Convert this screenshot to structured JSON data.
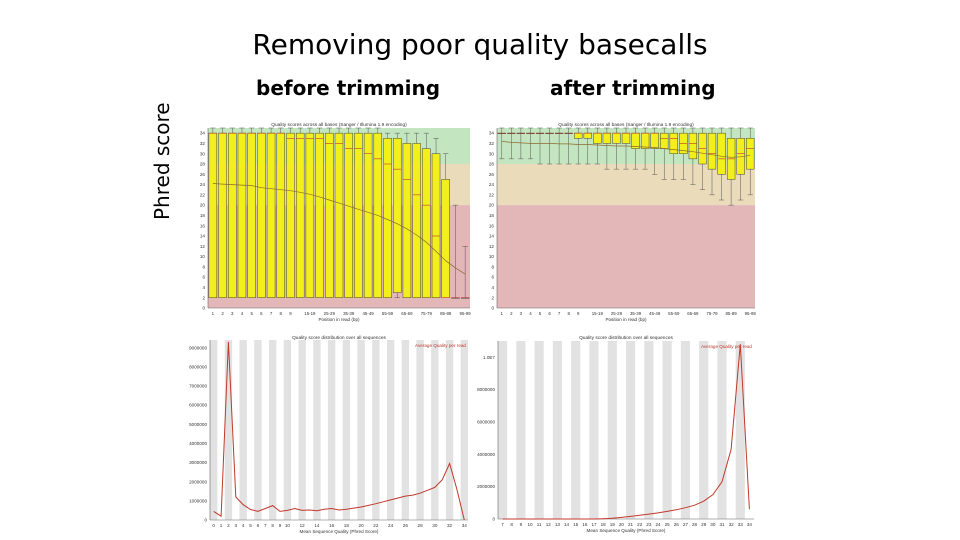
{
  "slide": {
    "title": "Removing poor quality basecalls",
    "before_label": "before trimming",
    "after_label": "after trimming",
    "y_axis_label": "Phred score"
  },
  "colors": {
    "zone_good": "#c3e6c0",
    "zone_ok": "#eadcba",
    "zone_bad": "#e3b6b8",
    "box": "#f2ef1c",
    "mean_line": "#8a6a2e",
    "dist_line": "#c0392b",
    "stripe": "#e2e2e2"
  },
  "chart_data": [
    {
      "id": "before-per-base",
      "type": "box",
      "title": "Quality scores across all bases (Sanger / Illumina 1.9 encoding)",
      "xlabel": "Position in read (bp)",
      "ylabel": "",
      "ylim": [
        0,
        35
      ],
      "yticks": [
        0,
        2,
        4,
        6,
        8,
        10,
        12,
        14,
        16,
        18,
        20,
        22,
        24,
        26,
        28,
        30,
        32,
        34
      ],
      "categories": [
        "1",
        "2",
        "3",
        "4",
        "5",
        "6",
        "7",
        "8",
        "9",
        "10-14",
        "15-19",
        "20-24",
        "25-29",
        "30-34",
        "35-39",
        "40-44",
        "45-49",
        "50-54",
        "55-59",
        "60-64",
        "65-69",
        "70-74",
        "75-79",
        "80-84",
        "85-89",
        "90-94",
        "95-99"
      ],
      "visible_tick_labels": [
        "1",
        "2",
        "3",
        "4",
        "5",
        "6",
        "7",
        "8",
        "9",
        "15-19",
        "25-29",
        "35-39",
        "45-49",
        "55-59",
        "65-69",
        "75-79",
        "85-89",
        "95-99"
      ],
      "boxes": [
        {
          "low": 2,
          "q1": 2,
          "median": 34,
          "q3": 34,
          "high": 35
        },
        {
          "low": 2,
          "q1": 2,
          "median": 34,
          "q3": 34,
          "high": 35
        },
        {
          "low": 2,
          "q1": 2,
          "median": 34,
          "q3": 34,
          "high": 35
        },
        {
          "low": 2,
          "q1": 2,
          "median": 34,
          "q3": 34,
          "high": 35
        },
        {
          "low": 2,
          "q1": 2,
          "median": 34,
          "q3": 34,
          "high": 35
        },
        {
          "low": 2,
          "q1": 2,
          "median": 34,
          "q3": 34,
          "high": 35
        },
        {
          "low": 2,
          "q1": 2,
          "median": 34,
          "q3": 34,
          "high": 35
        },
        {
          "low": 2,
          "q1": 2,
          "median": 34,
          "q3": 34,
          "high": 35
        },
        {
          "low": 2,
          "q1": 2,
          "median": 33,
          "q3": 34,
          "high": 35
        },
        {
          "low": 2,
          "q1": 2,
          "median": 33,
          "q3": 34,
          "high": 35
        },
        {
          "low": 2,
          "q1": 2,
          "median": 33,
          "q3": 34,
          "high": 35
        },
        {
          "low": 2,
          "q1": 2,
          "median": 33,
          "q3": 34,
          "high": 35
        },
        {
          "low": 2,
          "q1": 2,
          "median": 32,
          "q3": 34,
          "high": 35
        },
        {
          "low": 2,
          "q1": 2,
          "median": 32,
          "q3": 34,
          "high": 35
        },
        {
          "low": 2,
          "q1": 2,
          "median": 31,
          "q3": 34,
          "high": 35
        },
        {
          "low": 2,
          "q1": 2,
          "median": 31,
          "q3": 34,
          "high": 35
        },
        {
          "low": 2,
          "q1": 2,
          "median": 30,
          "q3": 34,
          "high": 35
        },
        {
          "low": 2,
          "q1": 2,
          "median": 29,
          "q3": 34,
          "high": 35
        },
        {
          "low": 2,
          "q1": 2,
          "median": 28,
          "q3": 33,
          "high": 34
        },
        {
          "low": 2,
          "q1": 3,
          "median": 27,
          "q3": 33,
          "high": 34
        },
        {
          "low": 2,
          "q1": 2,
          "median": 25,
          "q3": 32,
          "high": 34
        },
        {
          "low": 2,
          "q1": 2,
          "median": 22,
          "q3": 32,
          "high": 34
        },
        {
          "low": 2,
          "q1": 2,
          "median": 20,
          "q3": 31,
          "high": 34
        },
        {
          "low": 2,
          "q1": 2,
          "median": 14,
          "q3": 30,
          "high": 33
        },
        {
          "low": 2,
          "q1": 2,
          "median": 2,
          "q3": 25,
          "high": 30
        },
        {
          "low": 2,
          "q1": 2,
          "median": 2,
          "q3": 2,
          "high": 20
        },
        {
          "low": 2,
          "q1": 2,
          "median": 2,
          "q3": 2,
          "high": 12
        }
      ],
      "mean": [
        24.2,
        24.1,
        24.0,
        23.9,
        23.8,
        23.4,
        23.2,
        23.0,
        22.8,
        22.5,
        22.1,
        21.6,
        21.0,
        20.4,
        19.8,
        19.2,
        18.6,
        18.0,
        17.2,
        16.4,
        15.4,
        14.2,
        12.8,
        11.0,
        9.2,
        7.8,
        6.6
      ]
    },
    {
      "id": "after-per-base",
      "type": "box",
      "title": "Quality scores across all bases (Sanger / Illumina 1.9 encoding)",
      "xlabel": "Position in read (bp)",
      "ylabel": "",
      "ylim": [
        0,
        35
      ],
      "yticks": [
        0,
        2,
        4,
        6,
        8,
        10,
        12,
        14,
        16,
        18,
        20,
        22,
        24,
        26,
        28,
        30,
        32,
        34
      ],
      "categories": [
        "1",
        "2",
        "3",
        "4",
        "5",
        "6",
        "7",
        "8",
        "9",
        "10-14",
        "15-19",
        "20-24",
        "25-29",
        "30-34",
        "35-39",
        "40-44",
        "45-49",
        "50-54",
        "55-59",
        "60-64",
        "65-69",
        "70-74",
        "75-79",
        "80-84",
        "85-89",
        "90-94",
        "95-99"
      ],
      "visible_tick_labels": [
        "1",
        "2",
        "3",
        "4",
        "5",
        "6",
        "7",
        "8",
        "9",
        "15-19",
        "25-29",
        "35-39",
        "45-49",
        "55-59",
        "65-69",
        "75-79",
        "85-89",
        "95-99"
      ],
      "boxes": [
        {
          "low": 29,
          "q1": 34,
          "median": 34,
          "q3": 34,
          "high": 35
        },
        {
          "low": 29,
          "q1": 34,
          "median": 34,
          "q3": 34,
          "high": 35
        },
        {
          "low": 29,
          "q1": 34,
          "median": 34,
          "q3": 34,
          "high": 35
        },
        {
          "low": 29,
          "q1": 34,
          "median": 34,
          "q3": 34,
          "high": 35
        },
        {
          "low": 28,
          "q1": 34,
          "median": 34,
          "q3": 34,
          "high": 35
        },
        {
          "low": 28,
          "q1": 34,
          "median": 34,
          "q3": 34,
          "high": 35
        },
        {
          "low": 28,
          "q1": 34,
          "median": 34,
          "q3": 34,
          "high": 35
        },
        {
          "low": 28,
          "q1": 34,
          "median": 34,
          "q3": 34,
          "high": 35
        },
        {
          "low": 28,
          "q1": 33,
          "median": 34,
          "q3": 34,
          "high": 35
        },
        {
          "low": 28,
          "q1": 33,
          "median": 34,
          "q3": 34,
          "high": 35
        },
        {
          "low": 28,
          "q1": 32,
          "median": 34,
          "q3": 34,
          "high": 35
        },
        {
          "low": 27,
          "q1": 32,
          "median": 34,
          "q3": 34,
          "high": 35
        },
        {
          "low": 27,
          "q1": 32,
          "median": 34,
          "q3": 34,
          "high": 35
        },
        {
          "low": 27,
          "q1": 32,
          "median": 34,
          "q3": 34,
          "high": 35
        },
        {
          "low": 27,
          "q1": 31,
          "median": 34,
          "q3": 34,
          "high": 35
        },
        {
          "low": 27,
          "q1": 31,
          "median": 34,
          "q3": 34,
          "high": 35
        },
        {
          "low": 26,
          "q1": 31,
          "median": 34,
          "q3": 34,
          "high": 35
        },
        {
          "low": 25,
          "q1": 31,
          "median": 33,
          "q3": 34,
          "high": 35
        },
        {
          "low": 25,
          "q1": 30,
          "median": 33,
          "q3": 34,
          "high": 35
        },
        {
          "low": 25,
          "q1": 30,
          "median": 32,
          "q3": 34,
          "high": 35
        },
        {
          "low": 24,
          "q1": 29,
          "median": 32,
          "q3": 34,
          "high": 35
        },
        {
          "low": 23,
          "q1": 28,
          "median": 31,
          "q3": 34,
          "high": 35
        },
        {
          "low": 22,
          "q1": 27,
          "median": 30,
          "q3": 34,
          "high": 35
        },
        {
          "low": 21,
          "q1": 26,
          "median": 29,
          "q3": 34,
          "high": 35
        },
        {
          "low": 20,
          "q1": 25,
          "median": 29,
          "q3": 33,
          "high": 35
        },
        {
          "low": 21,
          "q1": 26,
          "median": 30,
          "q3": 33,
          "high": 35
        },
        {
          "low": 22,
          "q1": 27,
          "median": 31,
          "q3": 33,
          "high": 35
        }
      ],
      "mean": [
        32.4,
        32.2,
        32.1,
        32.0,
        32.0,
        32.0,
        31.9,
        31.9,
        31.8,
        31.8,
        31.7,
        31.6,
        31.5,
        31.5,
        31.4,
        31.3,
        31.2,
        31.0,
        30.8,
        30.6,
        30.4,
        30.1,
        29.8,
        29.5,
        29.3,
        29.4,
        29.7
      ]
    },
    {
      "id": "before-per-seq",
      "type": "line",
      "title": "Quality score distribution over all sequences",
      "xlabel": "Mean Sequence Quality (Phred Score)",
      "ylabel": "",
      "legend": "Average Quality per read",
      "legend_position": "top-right",
      "x": [
        0,
        1,
        2,
        3,
        4,
        5,
        6,
        7,
        8,
        9,
        10,
        11,
        12,
        13,
        14,
        15,
        16,
        17,
        18,
        19,
        20,
        21,
        22,
        23,
        24,
        25,
        26,
        27,
        28,
        29,
        30,
        31,
        32,
        33,
        34
      ],
      "xticks": [
        0,
        1,
        2,
        3,
        4,
        5,
        6,
        7,
        8,
        9,
        10,
        12,
        14,
        16,
        18,
        20,
        22,
        24,
        26,
        28,
        30,
        32,
        34
      ],
      "y": [
        450000,
        200000,
        9300000,
        1200000,
        800000,
        550000,
        450000,
        600000,
        750000,
        450000,
        500000,
        600000,
        500000,
        520000,
        480000,
        560000,
        600000,
        520000,
        560000,
        620000,
        680000,
        760000,
        850000,
        950000,
        1050000,
        1150000,
        1250000,
        1300000,
        1400000,
        1550000,
        1700000,
        2100000,
        2950000,
        1600000,
        0
      ],
      "ylim": [
        0,
        9400000
      ],
      "yticks": [
        0,
        1000000,
        2000000,
        3000000,
        4000000,
        5000000,
        6000000,
        7000000,
        8000000,
        9000000
      ],
      "ytick_labels": [
        "0",
        "1000000",
        "2000000",
        "3000000",
        "4000000",
        "5000000",
        "6000000",
        "7000000",
        "8000000",
        "9000000"
      ]
    },
    {
      "id": "after-per-seq",
      "type": "line",
      "title": "Quality score distribution over all sequences",
      "xlabel": "Mean Sequence Quality (Phred Score)",
      "ylabel": "",
      "legend": "Average Quality per read",
      "legend_position": "top-right",
      "x": [
        7,
        8,
        9,
        10,
        11,
        12,
        13,
        14,
        15,
        16,
        17,
        18,
        19,
        20,
        21,
        22,
        23,
        24,
        25,
        26,
        27,
        28,
        29,
        30,
        31,
        32,
        33,
        34
      ],
      "xticks": [
        7,
        8,
        9,
        10,
        11,
        12,
        13,
        14,
        15,
        16,
        17,
        18,
        19,
        20,
        21,
        22,
        23,
        24,
        25,
        26,
        27,
        28,
        29,
        30,
        31,
        32,
        33,
        34
      ],
      "y": [
        0,
        0,
        0,
        0,
        0,
        0,
        0,
        0,
        0,
        0,
        0,
        20000,
        50000,
        100000,
        160000,
        230000,
        300000,
        380000,
        470000,
        570000,
        700000,
        850000,
        1100000,
        1500000,
        2300000,
        4300000,
        10800000,
        600000
      ],
      "ylim": [
        0,
        11000000
      ],
      "yticks": [
        0,
        2000000,
        4000000,
        6000000,
        8000000,
        10000000
      ],
      "ytick_labels": [
        "0",
        "2000000",
        "4000000",
        "6000000",
        "8000000",
        "1.0E7"
      ]
    }
  ]
}
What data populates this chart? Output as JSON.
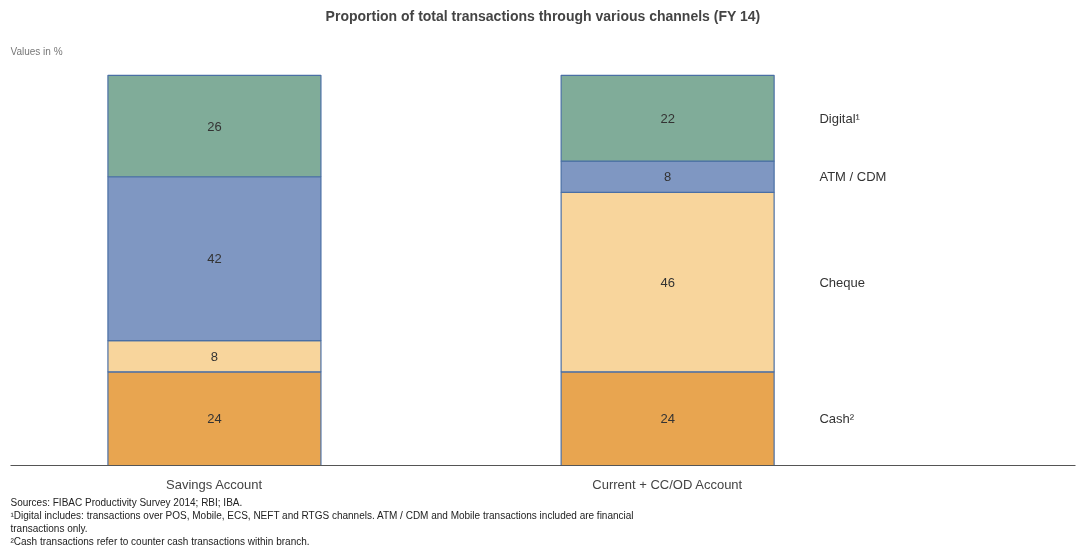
{
  "chart_data": {
    "type": "bar",
    "stacked": true,
    "data_labels": true,
    "title": "Proportion of total transactions through various channels (FY 14)",
    "ylabel": "Values in %",
    "categories": [
      "Savings Account",
      "Current + CC/OD Account"
    ],
    "series": [
      {
        "name": "Cash²",
        "color": "#e8a550",
        "values": [
          24,
          24
        ]
      },
      {
        "name": "Cheque",
        "color": "#f8d59c",
        "values": [
          8,
          46
        ]
      },
      {
        "name": "ATM / CDM",
        "color": "#7f97c2",
        "values": [
          42,
          8
        ]
      },
      {
        "name": "Digital¹",
        "color": "#80ac99",
        "values": [
          26,
          22
        ]
      }
    ],
    "annotations": [
      "Sources: FIBAC Productivity Survey 2014; RBI; IBA.",
      "¹Digital includes: transactions over POS, Mobile, ECS, NEFT and RTGS channels. ATM / CDM and Mobile transactions included are financial",
      "transactions only.",
      "²Cash transactions refer to counter cash transactions within branch."
    ]
  }
}
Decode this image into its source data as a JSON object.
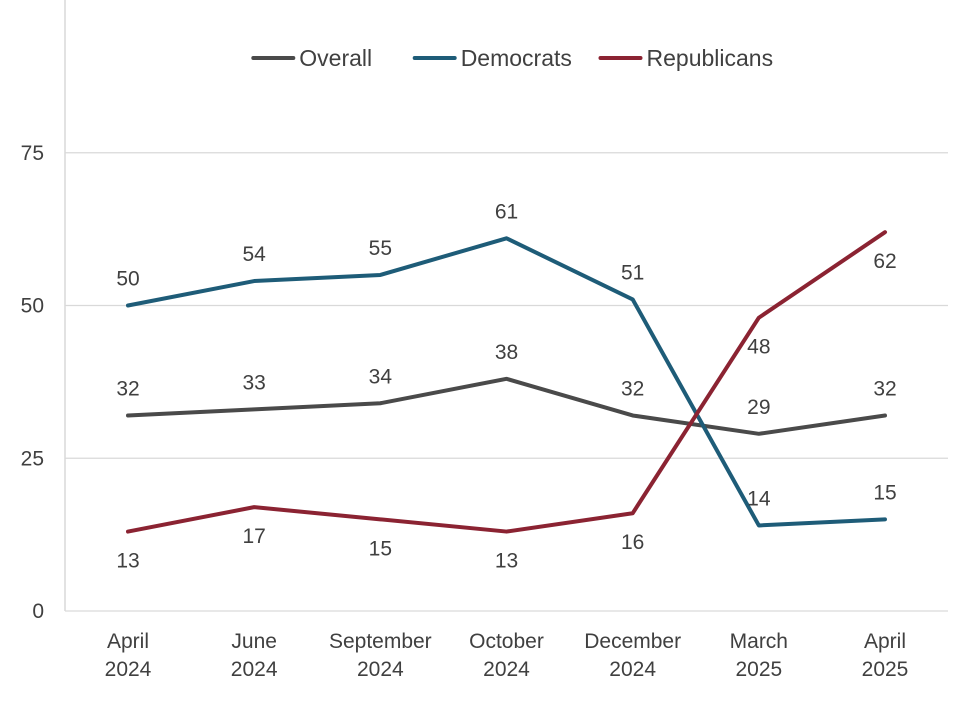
{
  "chart_data": {
    "type": "line",
    "title": "",
    "xlabel": "",
    "ylabel": "",
    "categories": [
      [
        "April",
        "2024"
      ],
      [
        "June",
        "2024"
      ],
      [
        "September",
        "2024"
      ],
      [
        "October",
        "2024"
      ],
      [
        "December",
        "2024"
      ],
      [
        "March",
        "2025"
      ],
      [
        "April",
        "2025"
      ]
    ],
    "ylim": [
      0,
      100
    ],
    "yticks": [
      0,
      25,
      50,
      75
    ],
    "grid": true,
    "legend_position": "top-center",
    "series": [
      {
        "name": "Overall",
        "color": "#4a4a4a",
        "values": [
          32,
          33,
          34,
          38,
          32,
          29,
          32
        ],
        "label_side": [
          "above",
          "above",
          "above",
          "above",
          "above",
          "above",
          "above"
        ]
      },
      {
        "name": "Democrats",
        "color": "#1e5c78",
        "values": [
          50,
          54,
          55,
          61,
          51,
          14,
          15
        ],
        "label_side": [
          "above",
          "above",
          "above",
          "above",
          "above",
          "above",
          "above"
        ]
      },
      {
        "name": "Republicans",
        "color": "#8b2332",
        "values": [
          13,
          17,
          15,
          13,
          16,
          48,
          62
        ],
        "label_side": [
          "below",
          "below",
          "below",
          "below",
          "below",
          "below",
          "below"
        ]
      }
    ]
  }
}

◇ ◇ ◇ ◇ ◇

What the task asks:
Using the data above, copy each line that contains "transactions".

Final result:
    "title": "Proportion of total transactions through various channels (FY 14)",
      "¹Digital includes: transactions over POS, Mobile, ECS, NEFT and RTGS channels. ATM / CDM and Mobile transactions included are financial",
      "transactions only.",
      "²Cash transactions refer to counter cash transactions within branch."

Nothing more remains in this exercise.